## BEGIN Records for processing

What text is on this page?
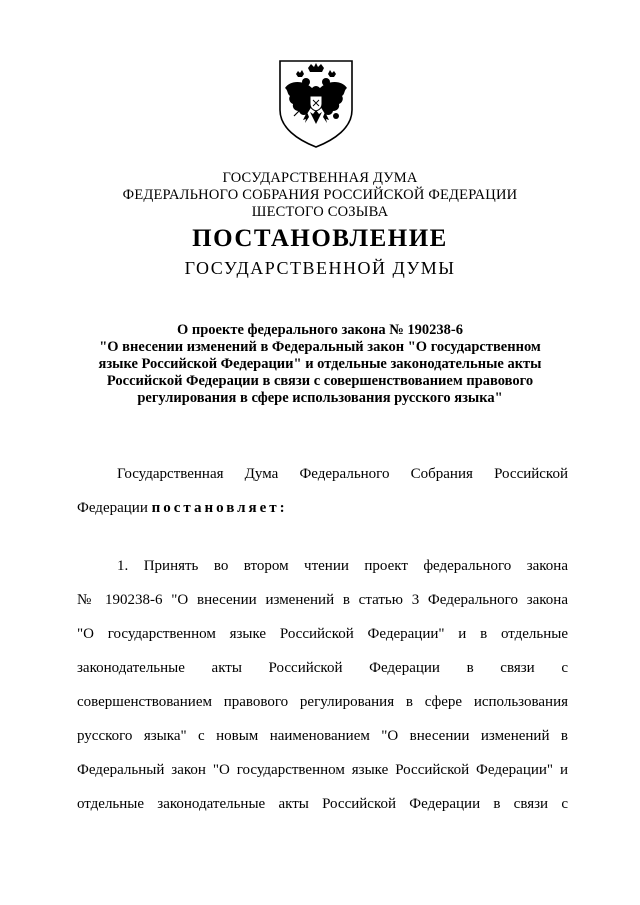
ГОСУДАРСТВЕННАЯ ДУМА
ФЕДЕРАЛЬНОГО СОБРАНИЯ РОССИЙСКОЙ ФЕДЕРАЦИИ
ШЕСТОГО СОЗЫВА
ПОСТАНОВЛЕНИЕ
ГОСУДАРСТВЕННОЙ ДУМЫ
О проекте федерального закона № 190238-6
"О внесении изменений в Федеральный закон "О государственном
языке Российской Федерации" и отдельные законодательные акты
Российской Федерации в связи с совершенствованием правового
регулирования в сфере использования русского языка"
Государственная Дума Федерального Собрания Российской
Федерации постановляет:
1. Принять во втором чтении проект федерального закона
№ 190238-6 "О внесении изменений в статью 3 Федерального закона
"О государственном языке Российской Федерации" и в отдельные
законодательные акты Российской Федерации в связи с
совершенствованием правового регулирования в сфере использования
русского языка" с новым наименованием "О внесении изменений в
Федеральный закон "О государственном языке Российской Федерации" и
отдельные законодательные акты Российской Федерации в связи с
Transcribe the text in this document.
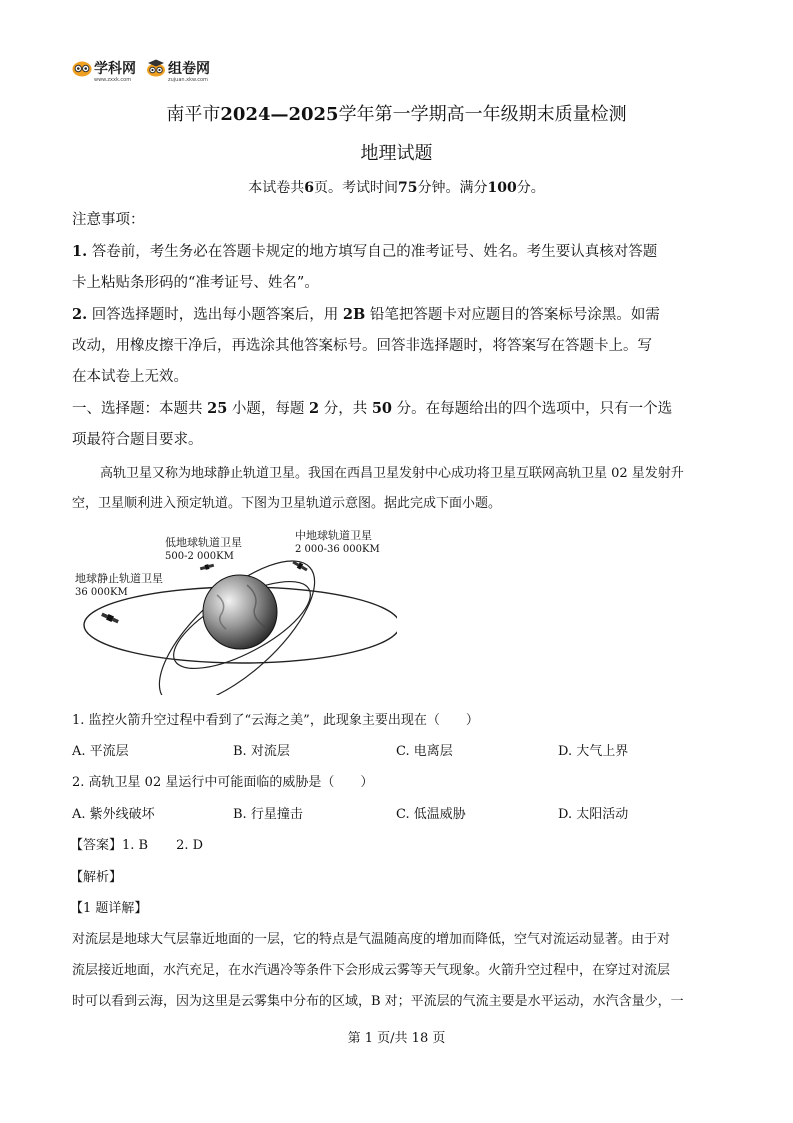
学科网
www.zxxk.com
组卷网
zujuan.xkw.com
南平市2024—2025学年第一学期高一年级期末质量检测
地理试题
本试卷共6页。考试时间75分钟。满分100分。
注意事项：
1. 答卷前，考生务必在答题卡规定的地方填写自己的准考证号、姓名。考生要认真核对答题
卡上粘贴条形码的“准考证号、姓名”。
2. 回答选择题时，选出每小题答案后，用 2B 铅笔把答题卡对应题目的答案标号涂黑。如需
改动，用橡皮擦干净后，再选涂其他答案标号。回答非选择题时，将答案写在答题卡上。写
在本试卷上无效。
一、选择题：本题共 25 小题，每题 2 分，共 50 分。在每题给出的四个选项中，只有一个选
项最符合题目要求。
高轨卫星又称为地球静止轨道卫星。我国在西昌卫星发射中心成功将卫星互联网高轨卫星 02 星发射升
空，卫星顺利进入预定轨道。下图为卫星轨道示意图。据此完成下面小题。
低地球轨道卫星
500-2 000KM
中地球轨道卫星
2 000-36 000KM
地球静止轨道卫星
36 000KM
1. 监控火箭升空过程中看到了“云海之美”，此现象主要出现在（　　）
A. 平流层	B. 对流层	C. 电离层	D. 大气上界
2. 高轨卫星 02 星运行中可能面临的威胁是（　　）
A. 紫外线破坏	B. 行星撞击	C. 低温威胁	D. 太阳活动
【答案】1. B 2. D
【解析】
【1 题详解】
对流层是地球大气层靠近地面的一层，它的特点是气温随高度的增加而降低，空气对流运动显著。由于对
流层接近地面，水汽充足，在水汽遇冷等条件下会形成云雾等天气现象。火箭升空过程中，在穿过对流层
时可以看到云海，因为这里是云雾集中分布的区域，B 对；平流层的气流主要是水平运动，水汽含量少，一
第 1 页/共 18 页
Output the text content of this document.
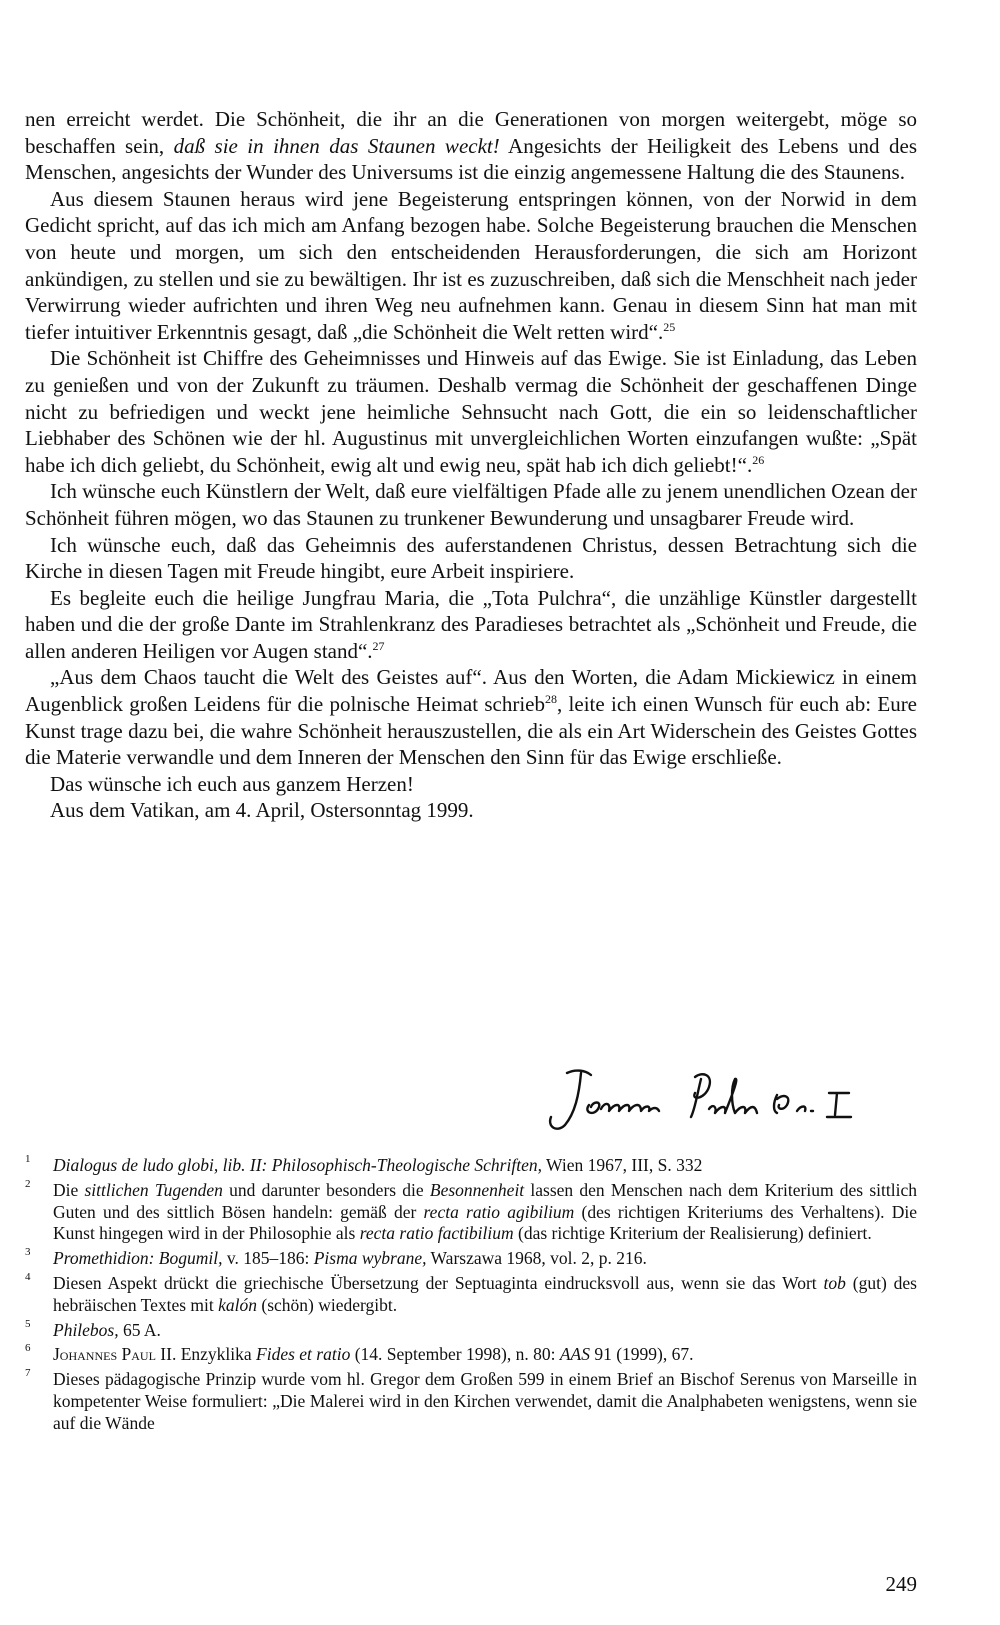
nen erreicht werdet. Die Schönheit, die ihr an die Generationen von morgen weitergebt, möge so beschaffen sein, daß sie in ihnen das Staunen weckt! Angesichts der Heiligkeit des Lebens und des Menschen, angesichts der Wunder des Universums ist die einzig angemessene Haltung die des Staunens.

Aus diesem Staunen heraus wird jene Begeisterung entspringen können, von der Norwid in dem Gedicht spricht, auf das ich mich am Anfang bezogen habe. Solche Begeisterung brauchen die Menschen von heute und morgen, um sich den entscheidenden Herausforderungen, die sich am Horizont ankündigen, zu stellen und sie zu bewältigen. Ihr ist es zuzuschreiben, daß sich die Menschheit nach jeder Verwirrung wieder aufrichten und ihren Weg neu aufnehmen kann. Genau in diesem Sinn hat man mit tiefer intuitiver Erkenntnis gesagt, daß „die Schönheit die Welt retten wird“.$^{25}$

Die Schönheit ist Chiffre des Geheimnisses und Hinweis auf das Ewige. Sie ist Einladung, das Leben zu genießen und von der Zukunft zu träumen. Deshalb vermag die Schönheit der geschaffenen Dinge nicht zu befriedigen und weckt jene heimliche Sehnsucht nach Gott, die ein so leidenschaftlicher Liebhaber des Schönen wie der hl. Augustinus mit unvergleichlichen Worten einzufangen wußte: „Spät habe ich dich geliebt, du Schönheit, ewig alt und ewig neu, spät hab ich dich geliebt!“.$^{26}$

Ich wünsche euch Künstlern der Welt, daß eure vielfältigen Pfade alle zu jenem unendlichen Ozean der Schönheit führen mögen, wo das Staunen zu trunkener Bewunderung und unsagbarer Freude wird.

Ich wünsche euch, daß das Geheimnis des auferstandenen Christus, dessen Betrachtung sich die Kirche in diesen Tagen mit Freude hingibt, eure Arbeit inspiriere.

Es begleite euch die heilige Jungfrau Maria, die „Tota Pulchra“, die unzählige Künstler dargestellt haben und die der große Dante im Strahlenkranz des Paradieses betrachtet als „Schönheit und Freude, die allen anderen Heiligen vor Augen stand“.$^{27}$

„Aus dem Chaos taucht die Welt des Geistes auf“. Aus den Worten, die Adam Mickiewicz in einem Augenblick großen Leidens für die polnische Heimat schrieb$^{28}$, leite ich einen Wunsch für euch ab: Eure Kunst trage dazu bei, die wahre Schönheit herauszustellen, die als ein Art Widerschein des Geistes Gottes die Materie verwandle und dem Inneren der Menschen den Sinn für das Ewige erschließe.

Das wünsche ich euch aus ganzem Herzen!

Aus dem Vatikan, am 4. April, Ostersonntag 1999.

1 Dialogus de ludo globi, lib. II: Philosophisch-Theologische Schriften, Wien 1967, III, S. 332

2 Die sittlichen Tugenden und darunter besonders die Besonnenheit lassen den Menschen nach dem Kriterium des sittlich Guten und des sittlich Bösen handeln: gemäß der recta ratio agibilium (des richtigen Kriteriums des Verhaltens). Die Kunst hingegen wird in der Philosophie als recta ratio factibilium (das richtige Kriterium der Realisierung) definiert.

3 Promethidion: Bogumil, v. 185–186: Pisma wybrane, Warszawa 1968, vol. 2, p. 216.

4 Diesen Aspekt drückt die griechische Übersetzung der Septuaginta eindrucksvoll aus, wenn sie das Wort tob (gut) des hebräischen Textes mit kalón (schön) wiedergibt.

5 Philebos, 65 A.

6 Johannes Paul II. Enzyklika Fides et ratio (14. September 1998), n. 80: AAS 91 (1999), 67.

7 Dieses pädagogische Prinzip wurde vom hl. Gregor dem Großen 599 in einem Brief an Bischof Serenus von Marseille in kompetenter Weise formuliert: „Die Malerei wird in den Kirchen verwendet, damit die Analphabeten wenigstens, wenn sie auf die Wände

249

## END Records for processing

Aim of the task
Scan the listing above and identify each line holding the string "законодательные"; copy every such line.

Full output
языке Российской Федерации" и отдельные законодательные акты
законодательные акты Российской Федерации в связи с
отдельные законодательные акты Российской Федерации в связи с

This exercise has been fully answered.